:: Source document ::
Our concern is that a belief exists—I cannot tell whether it is correct, because I have not seen the evidence—that the Government think that there is a mischief to be remedied under the precedence of Lennartz, a European Court of Justice decision, which the Government clearly feel carries sufficient authority to make them propose domestic legislation to try to remedy the problem. I question whether they have the authority to do so because of EU law—complicated, not surprisingly—but various schemes are being marketed in this country which the Government believe are encouraging people to buy premises to use partly for business and partly for non-business purposes in order to delay or avoid paying VAT in a way that the Government believe is not genuine.
If the Government can demonstrate that that is a proper problem, we are with them 100 per cent. of the way. If, however, they cannot satisfy what, from my long ago legal training, I believe to be the Furniss v. Dawson test of substance over form, it is wholly right to examine the substance. The problem is that the Government have got the form wrong, let alone the substance—the evidence of which we have not seen. On the basis of the Seeling case, the position has become interesting.
In as much as my hon. Friend refers to the test of substance and form, might there also be some application of the test of dominant use? For example, to reduce the point to street level, in the case of a residence over a shop, would not Customs and Excise—the duty-charging authority—tend to consider dominant use in considering the apportionment? Or does my hon. Friend prefer his own test?

:: Input data ::
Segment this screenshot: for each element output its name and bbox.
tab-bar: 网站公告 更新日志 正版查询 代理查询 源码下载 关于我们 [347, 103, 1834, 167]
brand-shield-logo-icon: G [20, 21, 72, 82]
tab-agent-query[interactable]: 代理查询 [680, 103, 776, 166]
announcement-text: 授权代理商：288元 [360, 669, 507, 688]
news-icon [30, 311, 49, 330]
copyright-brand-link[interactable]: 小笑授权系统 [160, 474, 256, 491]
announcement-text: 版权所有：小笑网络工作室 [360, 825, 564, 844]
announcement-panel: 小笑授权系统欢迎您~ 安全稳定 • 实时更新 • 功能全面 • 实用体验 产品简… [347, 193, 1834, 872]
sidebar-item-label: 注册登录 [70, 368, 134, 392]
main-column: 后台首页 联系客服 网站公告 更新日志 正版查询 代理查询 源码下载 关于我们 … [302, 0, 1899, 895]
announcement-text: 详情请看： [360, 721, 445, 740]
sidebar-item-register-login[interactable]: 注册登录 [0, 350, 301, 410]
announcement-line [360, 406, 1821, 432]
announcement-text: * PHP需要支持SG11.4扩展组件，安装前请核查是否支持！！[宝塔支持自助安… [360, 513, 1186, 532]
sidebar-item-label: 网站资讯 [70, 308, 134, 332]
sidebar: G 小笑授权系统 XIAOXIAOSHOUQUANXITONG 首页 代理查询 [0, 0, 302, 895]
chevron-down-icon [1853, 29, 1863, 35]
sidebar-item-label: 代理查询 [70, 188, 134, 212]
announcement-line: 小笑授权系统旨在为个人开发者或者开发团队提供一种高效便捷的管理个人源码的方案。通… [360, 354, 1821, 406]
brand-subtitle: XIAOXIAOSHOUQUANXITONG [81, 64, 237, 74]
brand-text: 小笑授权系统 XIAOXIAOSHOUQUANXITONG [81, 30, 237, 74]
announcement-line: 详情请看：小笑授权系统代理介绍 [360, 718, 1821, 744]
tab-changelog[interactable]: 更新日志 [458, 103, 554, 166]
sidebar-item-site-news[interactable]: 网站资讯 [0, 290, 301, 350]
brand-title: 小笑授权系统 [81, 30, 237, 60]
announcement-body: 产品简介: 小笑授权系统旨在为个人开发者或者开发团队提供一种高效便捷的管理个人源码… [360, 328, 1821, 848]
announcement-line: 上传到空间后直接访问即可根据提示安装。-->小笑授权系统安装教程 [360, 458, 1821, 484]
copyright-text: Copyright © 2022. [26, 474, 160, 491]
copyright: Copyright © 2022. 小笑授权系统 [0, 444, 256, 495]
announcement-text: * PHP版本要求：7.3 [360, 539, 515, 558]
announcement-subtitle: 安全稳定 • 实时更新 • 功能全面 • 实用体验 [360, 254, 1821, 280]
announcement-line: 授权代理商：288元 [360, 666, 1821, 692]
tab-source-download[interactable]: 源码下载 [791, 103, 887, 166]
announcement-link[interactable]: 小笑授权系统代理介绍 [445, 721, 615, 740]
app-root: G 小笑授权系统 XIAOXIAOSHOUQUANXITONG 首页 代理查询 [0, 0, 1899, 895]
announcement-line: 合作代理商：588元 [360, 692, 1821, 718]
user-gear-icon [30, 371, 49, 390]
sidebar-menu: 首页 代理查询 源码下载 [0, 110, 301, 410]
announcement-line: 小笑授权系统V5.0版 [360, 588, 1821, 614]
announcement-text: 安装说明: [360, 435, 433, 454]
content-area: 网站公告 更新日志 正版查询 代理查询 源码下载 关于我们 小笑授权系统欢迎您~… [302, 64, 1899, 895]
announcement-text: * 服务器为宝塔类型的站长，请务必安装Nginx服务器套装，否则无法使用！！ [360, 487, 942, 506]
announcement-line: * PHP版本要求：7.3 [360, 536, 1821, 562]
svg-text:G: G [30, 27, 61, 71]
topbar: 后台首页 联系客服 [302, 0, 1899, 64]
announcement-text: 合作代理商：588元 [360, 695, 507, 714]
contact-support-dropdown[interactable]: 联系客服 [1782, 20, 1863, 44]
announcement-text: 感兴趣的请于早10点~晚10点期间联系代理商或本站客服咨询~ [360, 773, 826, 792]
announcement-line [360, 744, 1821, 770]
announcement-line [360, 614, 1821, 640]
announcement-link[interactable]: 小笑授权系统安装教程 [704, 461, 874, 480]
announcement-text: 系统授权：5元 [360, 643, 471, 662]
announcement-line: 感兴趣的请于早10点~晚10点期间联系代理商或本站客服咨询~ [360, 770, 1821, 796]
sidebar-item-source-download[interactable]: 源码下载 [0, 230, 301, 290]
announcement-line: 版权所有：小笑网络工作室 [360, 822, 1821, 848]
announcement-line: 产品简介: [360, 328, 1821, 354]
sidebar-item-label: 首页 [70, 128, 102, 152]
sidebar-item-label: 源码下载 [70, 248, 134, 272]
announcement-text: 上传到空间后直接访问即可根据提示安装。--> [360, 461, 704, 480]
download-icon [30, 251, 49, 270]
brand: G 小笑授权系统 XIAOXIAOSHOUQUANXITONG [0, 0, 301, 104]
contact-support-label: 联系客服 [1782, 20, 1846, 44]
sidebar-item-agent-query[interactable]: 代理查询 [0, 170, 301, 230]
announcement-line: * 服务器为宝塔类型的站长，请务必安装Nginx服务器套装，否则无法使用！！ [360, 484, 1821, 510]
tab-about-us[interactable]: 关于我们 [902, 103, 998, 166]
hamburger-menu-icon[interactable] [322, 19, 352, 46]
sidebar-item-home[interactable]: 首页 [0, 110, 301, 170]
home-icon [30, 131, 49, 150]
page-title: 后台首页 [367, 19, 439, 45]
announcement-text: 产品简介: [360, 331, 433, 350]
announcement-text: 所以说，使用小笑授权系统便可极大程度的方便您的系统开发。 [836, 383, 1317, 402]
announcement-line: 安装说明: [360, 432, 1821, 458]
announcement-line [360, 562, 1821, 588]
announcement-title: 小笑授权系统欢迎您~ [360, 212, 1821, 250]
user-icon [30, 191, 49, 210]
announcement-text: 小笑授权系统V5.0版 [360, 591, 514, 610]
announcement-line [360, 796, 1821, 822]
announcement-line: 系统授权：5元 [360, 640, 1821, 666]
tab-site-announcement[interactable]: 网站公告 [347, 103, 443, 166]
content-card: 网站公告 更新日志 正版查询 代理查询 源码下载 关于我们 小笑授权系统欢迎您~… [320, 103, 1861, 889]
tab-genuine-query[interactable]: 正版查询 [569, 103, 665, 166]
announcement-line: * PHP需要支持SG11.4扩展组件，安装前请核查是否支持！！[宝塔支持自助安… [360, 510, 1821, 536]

:: What you need to do ::
(1) Print the stretch of the records from their first line through the line containing "announcement-text: * PHP需要支持SG11.4扩展组件，安装前请核查是否支持！！[宝塔支持自助安…", both ends included, reproducing each line unchanged.
(2) Proceed with the parliamentary exchange on VAT for premises used partly for business, starting after its final sentence.

:: Responses for each task ::
(1)
Segment this screenshot: for each element output its name and bbox.
tab-bar: 网站公告 更新日志 正版查询 代理查询 源码下载 关于我们 [347, 103, 1834, 167]
brand-shield-logo-icon: G [20, 21, 72, 82]
tab-agent-query[interactable]: 代理查询 [680, 103, 776, 166]
announcement-text: 授权代理商：288元 [360, 669, 507, 688]
news-icon [30, 311, 49, 330]
copyright-brand-link[interactable]: 小笑授权系统 [160, 474, 256, 491]
announcement-text: 版权所有：小笑网络工作室 [360, 825, 564, 844]
announcement-panel: 小笑授权系统欢迎您~ 安全稳定 • 实时更新 • 功能全面 • 实用体验 产品简… [347, 193, 1834, 872]
sidebar-item-label: 注册登录 [70, 368, 134, 392]
main-column: 后台首页 联系客服 网站公告 更新日志 正版查询 代理查询 源码下载 关于我们 … [302, 0, 1899, 895]
announcement-text: 详情请看： [360, 721, 445, 740]
sidebar-item-register-login[interactable]: 注册登录 [0, 350, 301, 410]
announcement-line [360, 406, 1821, 432]
announcement-text: * PHP需要支持SG11.4扩展组件，安装前请核查是否支持！！[宝塔支持自助安… [360, 513, 1186, 532]

(2)
To be frank, I care only whether the proposal is right or wrong in terms of process and law. No dominance test has been cited in any argument so far because we are dealing with apportionment. The issue is whether that is taken upfront, over the life period of premises during the course of a business, which will vary, or during the course of non-business use, which will also vary. All that is unpredictable, and all of it creates uncertainty. The Government are concerned that the situation is being used in order to be abused, which is why we must address the point.
Interestingly, the Government's position appears to be based on what they believe is their ability to derogate from article 6(2). It is somewhat disingenuous to dismiss the Seeling case, as they have tried to dismiss it, as an argument made only in the domestic courts of Germany. In fact, it is a decision of the European Court, which seems to confirm that if the ability to derogate is absent, clause 22 will be ultra vires under the article.
I accept that Seeling does not deal directly with the question of derogation. However, it confirms the following effect of the Community legislation, namely that it is not within a member state's gift to determine whether a taxable person applies article 6(2). That choice is afforded to the taxable person, not the taxing authorities. That is the important point. I refer the Minister to paragraphs 40 to 43.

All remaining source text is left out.